(Data entries)
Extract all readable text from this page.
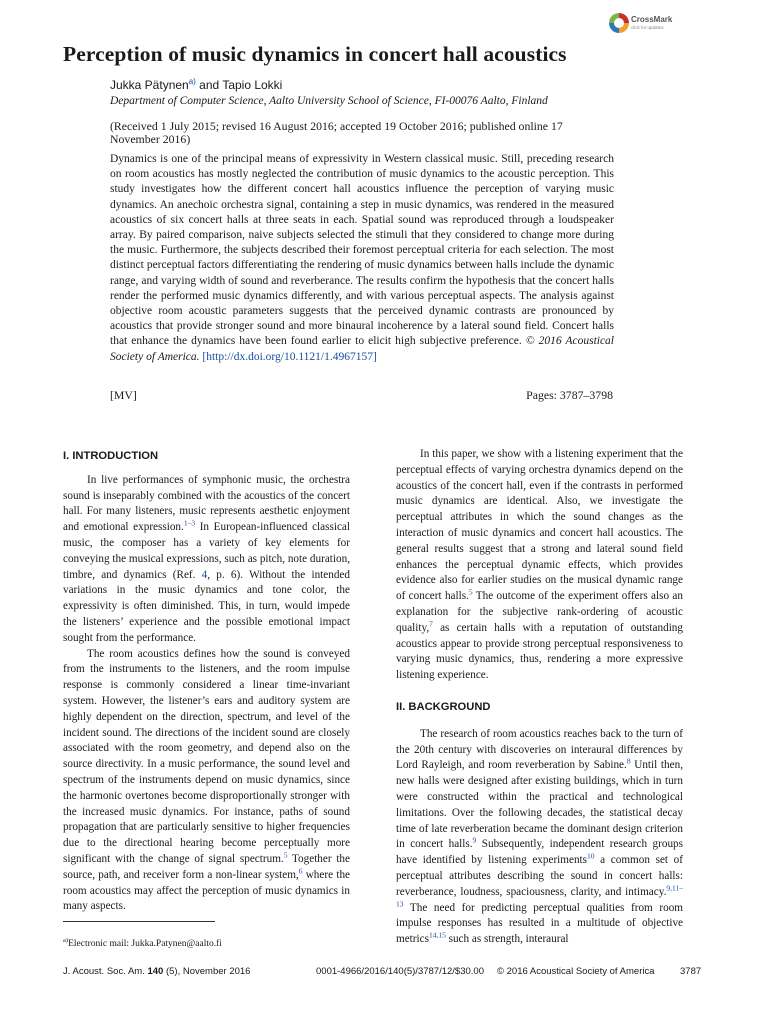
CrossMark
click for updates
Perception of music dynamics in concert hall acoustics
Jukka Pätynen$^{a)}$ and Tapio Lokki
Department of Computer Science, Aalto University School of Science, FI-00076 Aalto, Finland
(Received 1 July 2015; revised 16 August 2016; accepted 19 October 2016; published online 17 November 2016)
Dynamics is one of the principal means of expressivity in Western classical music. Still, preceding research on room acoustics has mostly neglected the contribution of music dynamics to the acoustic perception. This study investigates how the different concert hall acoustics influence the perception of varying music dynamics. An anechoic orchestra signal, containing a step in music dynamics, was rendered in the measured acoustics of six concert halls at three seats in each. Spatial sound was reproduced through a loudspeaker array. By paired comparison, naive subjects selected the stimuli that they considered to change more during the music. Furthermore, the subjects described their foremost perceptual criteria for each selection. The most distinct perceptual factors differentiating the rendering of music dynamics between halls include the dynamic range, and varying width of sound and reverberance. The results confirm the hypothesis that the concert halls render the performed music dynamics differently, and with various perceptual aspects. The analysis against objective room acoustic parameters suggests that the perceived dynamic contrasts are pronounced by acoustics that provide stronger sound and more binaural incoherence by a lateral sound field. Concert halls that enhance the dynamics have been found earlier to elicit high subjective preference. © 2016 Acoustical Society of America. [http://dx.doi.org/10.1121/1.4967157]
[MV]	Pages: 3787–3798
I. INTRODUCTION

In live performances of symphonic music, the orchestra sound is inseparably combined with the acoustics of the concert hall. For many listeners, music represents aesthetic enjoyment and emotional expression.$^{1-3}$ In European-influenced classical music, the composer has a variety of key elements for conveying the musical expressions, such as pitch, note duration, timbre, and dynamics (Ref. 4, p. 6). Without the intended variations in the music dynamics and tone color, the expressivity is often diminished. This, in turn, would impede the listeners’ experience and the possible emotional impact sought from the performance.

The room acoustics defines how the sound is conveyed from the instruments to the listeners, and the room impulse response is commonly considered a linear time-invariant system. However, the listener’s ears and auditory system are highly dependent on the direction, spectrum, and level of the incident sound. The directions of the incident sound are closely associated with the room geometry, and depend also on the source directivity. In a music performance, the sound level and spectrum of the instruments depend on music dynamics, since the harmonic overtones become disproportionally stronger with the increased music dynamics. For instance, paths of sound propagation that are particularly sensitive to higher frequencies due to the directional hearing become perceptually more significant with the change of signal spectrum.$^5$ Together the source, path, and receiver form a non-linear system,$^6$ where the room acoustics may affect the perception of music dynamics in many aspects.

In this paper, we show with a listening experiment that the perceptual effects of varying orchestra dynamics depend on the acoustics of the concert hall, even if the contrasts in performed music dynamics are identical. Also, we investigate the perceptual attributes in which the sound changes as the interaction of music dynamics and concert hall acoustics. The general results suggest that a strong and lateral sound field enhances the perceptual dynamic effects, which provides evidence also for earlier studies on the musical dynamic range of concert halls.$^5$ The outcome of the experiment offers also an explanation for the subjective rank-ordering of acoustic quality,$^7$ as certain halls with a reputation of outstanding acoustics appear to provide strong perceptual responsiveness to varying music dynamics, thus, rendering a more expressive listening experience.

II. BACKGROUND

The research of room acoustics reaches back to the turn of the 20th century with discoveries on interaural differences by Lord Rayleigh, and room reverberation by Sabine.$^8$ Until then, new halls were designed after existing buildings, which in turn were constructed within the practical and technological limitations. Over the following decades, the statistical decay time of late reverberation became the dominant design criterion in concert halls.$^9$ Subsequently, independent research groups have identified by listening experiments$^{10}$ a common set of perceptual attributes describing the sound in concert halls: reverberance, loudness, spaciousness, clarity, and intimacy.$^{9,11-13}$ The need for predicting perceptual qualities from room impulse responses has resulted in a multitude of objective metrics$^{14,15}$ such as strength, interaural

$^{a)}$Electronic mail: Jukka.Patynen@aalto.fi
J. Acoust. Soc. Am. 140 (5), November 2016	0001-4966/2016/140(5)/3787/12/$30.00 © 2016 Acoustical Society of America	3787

WRITTEN EXERCISE:
Collect every line from the records above that contains the word "Jukka".

SOLVED EXERCISE:
Jukka Pätynen$^{a)}$ and Tapio Lokki
$^{a)}$Electronic mail: Jukka.Patynen@aalto.fi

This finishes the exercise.